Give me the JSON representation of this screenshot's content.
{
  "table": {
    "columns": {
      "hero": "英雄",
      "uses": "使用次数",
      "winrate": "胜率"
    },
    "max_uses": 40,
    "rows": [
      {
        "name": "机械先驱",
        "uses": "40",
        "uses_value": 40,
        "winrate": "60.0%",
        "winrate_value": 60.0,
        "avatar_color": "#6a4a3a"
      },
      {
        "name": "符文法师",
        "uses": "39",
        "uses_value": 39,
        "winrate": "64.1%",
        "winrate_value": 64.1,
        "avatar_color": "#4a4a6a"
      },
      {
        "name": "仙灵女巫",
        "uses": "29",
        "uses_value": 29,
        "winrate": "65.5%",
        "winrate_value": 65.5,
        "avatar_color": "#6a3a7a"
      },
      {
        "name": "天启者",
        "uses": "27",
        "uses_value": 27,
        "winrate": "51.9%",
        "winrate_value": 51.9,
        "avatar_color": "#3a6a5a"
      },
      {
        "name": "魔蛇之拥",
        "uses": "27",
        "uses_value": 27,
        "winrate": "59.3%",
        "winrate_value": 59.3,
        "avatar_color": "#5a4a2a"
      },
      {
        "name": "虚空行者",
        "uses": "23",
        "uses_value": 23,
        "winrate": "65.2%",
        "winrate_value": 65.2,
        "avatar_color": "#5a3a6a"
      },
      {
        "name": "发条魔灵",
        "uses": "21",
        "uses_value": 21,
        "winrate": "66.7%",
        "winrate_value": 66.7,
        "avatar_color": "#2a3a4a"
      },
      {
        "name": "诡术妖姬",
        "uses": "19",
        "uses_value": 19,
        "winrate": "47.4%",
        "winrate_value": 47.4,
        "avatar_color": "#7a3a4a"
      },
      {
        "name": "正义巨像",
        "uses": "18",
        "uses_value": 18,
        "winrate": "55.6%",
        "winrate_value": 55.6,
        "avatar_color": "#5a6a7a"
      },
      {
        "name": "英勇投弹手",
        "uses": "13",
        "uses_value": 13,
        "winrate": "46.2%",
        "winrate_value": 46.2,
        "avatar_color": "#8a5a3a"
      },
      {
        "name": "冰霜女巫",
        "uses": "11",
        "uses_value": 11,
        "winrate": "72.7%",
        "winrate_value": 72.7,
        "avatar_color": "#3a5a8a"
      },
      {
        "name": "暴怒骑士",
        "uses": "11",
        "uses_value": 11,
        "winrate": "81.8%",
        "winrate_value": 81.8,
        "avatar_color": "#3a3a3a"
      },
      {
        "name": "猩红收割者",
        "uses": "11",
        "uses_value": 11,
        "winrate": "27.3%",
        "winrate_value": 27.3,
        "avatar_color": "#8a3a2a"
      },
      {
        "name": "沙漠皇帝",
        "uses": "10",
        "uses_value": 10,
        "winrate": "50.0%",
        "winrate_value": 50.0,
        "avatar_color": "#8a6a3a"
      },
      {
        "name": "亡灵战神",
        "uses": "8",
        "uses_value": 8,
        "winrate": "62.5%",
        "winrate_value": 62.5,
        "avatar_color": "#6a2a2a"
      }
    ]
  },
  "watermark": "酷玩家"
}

**AIM**
Give back the data above exactly as it appears.

**EXPECTED OUTPUT**
Give me the JSON representation of this screenshot's content.
{
  "table": {
    "columns": {
      "hero": "英雄",
      "uses": "使用次数",
      "winrate": "胜率"
    },
    "max_uses": 40,
    "rows": [
      {
        "name": "机械先驱",
        "uses": "40",
        "uses_value": 40,
        "winrate": "60.0%",
        "winrate_value": 60.0,
        "avatar_color": "#6a4a3a"
      },
      {
        "name": "符文法师",
        "uses": "39",
        "uses_value": 39,
        "winrate": "64.1%",
        "winrate_value": 64.1,
        "avatar_color": "#4a4a6a"
      },
      {
        "name": "仙灵女巫",
        "uses": "29",
        "uses_value": 29,
        "winrate": "65.5%",
        "winrate_value": 65.5,
        "avatar_color": "#6a3a7a"
      },
      {
        "name": "天启者",
        "uses": "27",
        "uses_value": 27,
        "winrate": "51.9%",
        "winrate_value": 51.9,
        "avatar_color": "#3a6a5a"
      },
      {
        "name": "魔蛇之拥",
        "uses": "27",
        "uses_value": 27,
        "winrate": "59.3%",
        "winrate_value": 59.3,
        "avatar_color": "#5a4a2a"
      },
      {
        "name": "虚空行者",
        "uses": "23",
        "uses_value": 23,
        "winrate": "65.2%",
        "winrate_value": 65.2,
        "avatar_color": "#5a3a6a"
      },
      {
        "name": "发条魔灵",
        "uses": "21",
        "uses_value": 21,
        "winrate": "66.7%",
        "winrate_value": 66.7,
        "avatar_color": "#2a3a4a"
      },
      {
        "name": "诡术妖姬",
        "uses": "19",
        "uses_value": 19,
        "winrate": "47.4%",
        "winrate_value": 47.4,
        "avatar_color": "#7a3a4a"
      },
      {
        "name": "正义巨像",
        "uses": "18",
        "uses_value": 18,
        "winrate": "55.6%",
        "winrate_value": 55.6,
        "avatar_color": "#5a6a7a"
      },
      {
        "name": "英勇投弹手",
        "uses": "13",
        "uses_value": 13,
        "winrate": "46.2%",
        "winrate_value": 46.2,
        "avatar_color": "#8a5a3a"
      },
      {
        "name": "冰霜女巫",
        "uses": "11",
        "uses_value": 11,
        "winrate": "72.7%",
        "winrate_value": 72.7,
        "avatar_color": "#3a5a8a"
      },
      {
        "name": "暴怒骑士",
        "uses": "11",
        "uses_value": 11,
        "winrate": "81.8%",
        "winrate_value": 81.8,
        "avatar_color": "#3a3a3a"
      },
      {
        "name": "猩红收割者",
        "uses": "11",
        "uses_value": 11,
        "winrate": "27.3%",
        "winrate_value": 27.3,
        "avatar_color": "#8a3a2a"
      },
      {
        "name": "沙漠皇帝",
        "uses": "10",
        "uses_value": 10,
        "winrate": "50.0%",
        "winrate_value": 50.0,
        "avatar_color": "#8a6a3a"
      },
      {
        "name": "亡灵战神",
        "uses": "8",
        "uses_value": 8,
        "winrate": "62.5%",
        "winrate_value": 62.5,
        "avatar_color": "#6a2a2a"
      }
    ]
  },
  "watermark": "酷玩家"
}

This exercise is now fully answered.